*WHAT YOU HAVE TO DO*:
Gather each line of the records where "Wind" appears.

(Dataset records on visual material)
──────

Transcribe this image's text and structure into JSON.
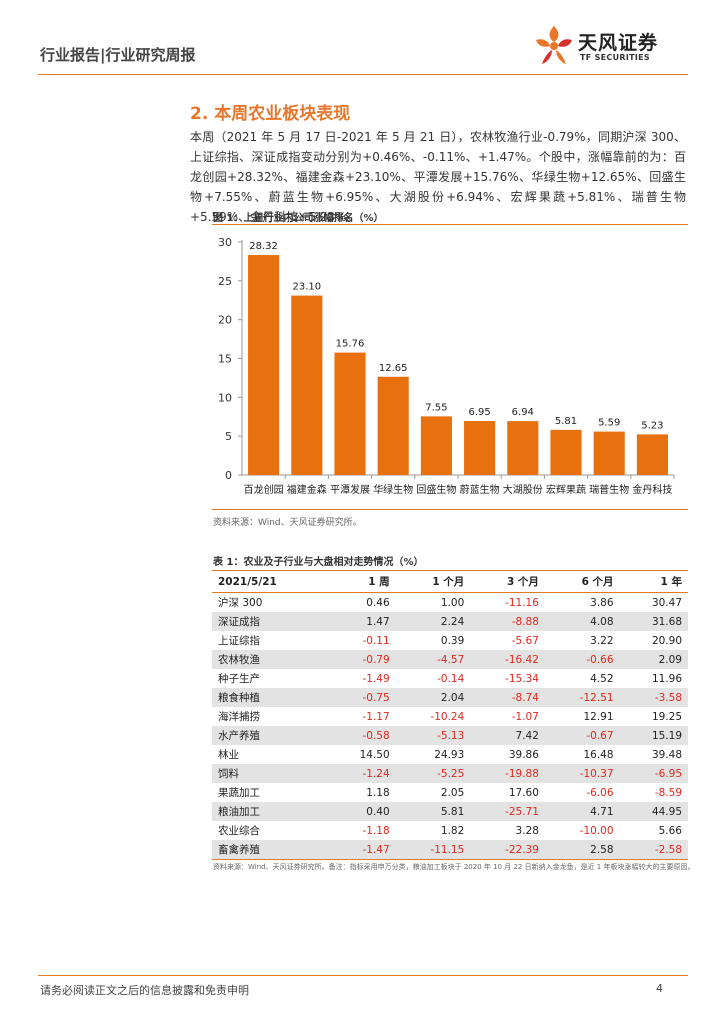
{
  "header": {
    "report_type": "行业报告|行业研究周报",
    "logo_cn": "天风证券",
    "logo_en": "TF SECURITIES",
    "brand_color": "#e8772c"
  },
  "section": {
    "title": "2. 本周农业板块表现",
    "paragraph": "本周（2021 年 5 月 17 日-2021 年 5 月 21 日），农林牧渔行业-0.79%，同期沪深 300、上证综指、深证成指变动分别为+0.46%、-0.11%、+1.47%。个股中，涨幅靠前的为：百龙创园+28.32%、福建金森+23.10%、平潭发展+15.76%、华绿生物+12.65%、回盛生物+7.55%、蔚蓝生物+6.95%、大湖股份+6.94%、宏辉果蔬+5.81%、瑞普生物+5.59%、金丹科技+5.23%。"
  },
  "figure": {
    "title": "图 1：上周行业内公司涨幅排名（%）",
    "source": "资料来源：Wind、天风证券研究所。"
  },
  "chart_data": {
    "type": "bar",
    "categories": [
      "百龙创园",
      "福建金森",
      "平潭发展",
      "华绿生物",
      "回盛生物",
      "蔚蓝生物",
      "大湖股份",
      "宏辉果蔬",
      "瑞普生物",
      "金丹科技"
    ],
    "values": [
      28.32,
      23.1,
      15.76,
      12.65,
      7.55,
      6.95,
      6.94,
      5.81,
      5.59,
      5.23
    ],
    "value_labels": [
      "28.32",
      "23.10",
      "15.76",
      "12.65",
      "7.55",
      "6.95",
      "6.94",
      "5.81",
      "5.59",
      "5.23"
    ],
    "yticks": [
      0,
      5,
      10,
      15,
      20,
      25,
      30
    ],
    "ylim": [
      0,
      30
    ],
    "grid": false,
    "bar_color": "#e8700f"
  },
  "table": {
    "title": "表 1：农业及子行业与大盘相对走势情况（%）",
    "headers": [
      "2021/5/21",
      "1 周",
      "1 个月",
      "3 个月",
      "6 个月",
      "1 年"
    ],
    "rows": [
      [
        "沪深 300",
        "0.46",
        "1.00",
        "-11.16",
        "3.86",
        "30.47"
      ],
      [
        "深证成指",
        "1.47",
        "2.24",
        "-8.88",
        "4.08",
        "31.68"
      ],
      [
        "上证综指",
        "-0.11",
        "0.39",
        "-5.67",
        "3.22",
        "20.90"
      ],
      [
        "农林牧渔",
        "-0.79",
        "-4.57",
        "-16.42",
        "-0.66",
        "2.09"
      ],
      [
        "种子生产",
        "-1.49",
        "-0.14",
        "-15.34",
        "4.52",
        "11.96"
      ],
      [
        "粮食种植",
        "-0.75",
        "2.04",
        "-8.74",
        "-12.51",
        "-3.58"
      ],
      [
        "海洋捕捞",
        "-1.17",
        "-10.24",
        "-1.07",
        "12.91",
        "19.25"
      ],
      [
        "水产养殖",
        "-0.58",
        "-5.13",
        "7.42",
        "-0.67",
        "15.19"
      ],
      [
        "林业",
        "14.50",
        "24.93",
        "39.86",
        "16.48",
        "39.48"
      ],
      [
        "饲料",
        "-1.24",
        "-5.25",
        "-19.88",
        "-10.37",
        "-6.95"
      ],
      [
        "果蔬加工",
        "1.18",
        "2.05",
        "17.60",
        "-6.06",
        "-8.59"
      ],
      [
        "粮油加工",
        "0.40",
        "5.81",
        "-25.71",
        "4.71",
        "44.95"
      ],
      [
        "农业综合",
        "-1.18",
        "1.82",
        "3.28",
        "-10.00",
        "5.66"
      ],
      [
        "畜禽养殖",
        "-1.47",
        "-11.15",
        "-22.39",
        "2.58",
        "-2.58"
      ]
    ],
    "negative_color": "#e0271c",
    "source": "资料来源：Wind、天风证券研究所。备注：指标采用申万分类，粮油加工板块于 2020 年 10 月 22 日新纳入金龙鱼，是近 1 年板块涨幅较大的主要原因。"
  },
  "footer": {
    "disclaimer": "请务必阅读正文之后的信息披露和免责申明",
    "page_number": "4"
  }
}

──────

*SOLUTION FOR THIS PROBLEM*:
    "source": "资料来源：Wind、天风证券研究所。"
    "source": "资料来源：Wind、天风证券研究所。备注：指标采用申万分类，粮油加工板块于 2020 年 10 月 22 日新纳入金龙鱼，是近 1 年板块涨幅较大的主要原因。"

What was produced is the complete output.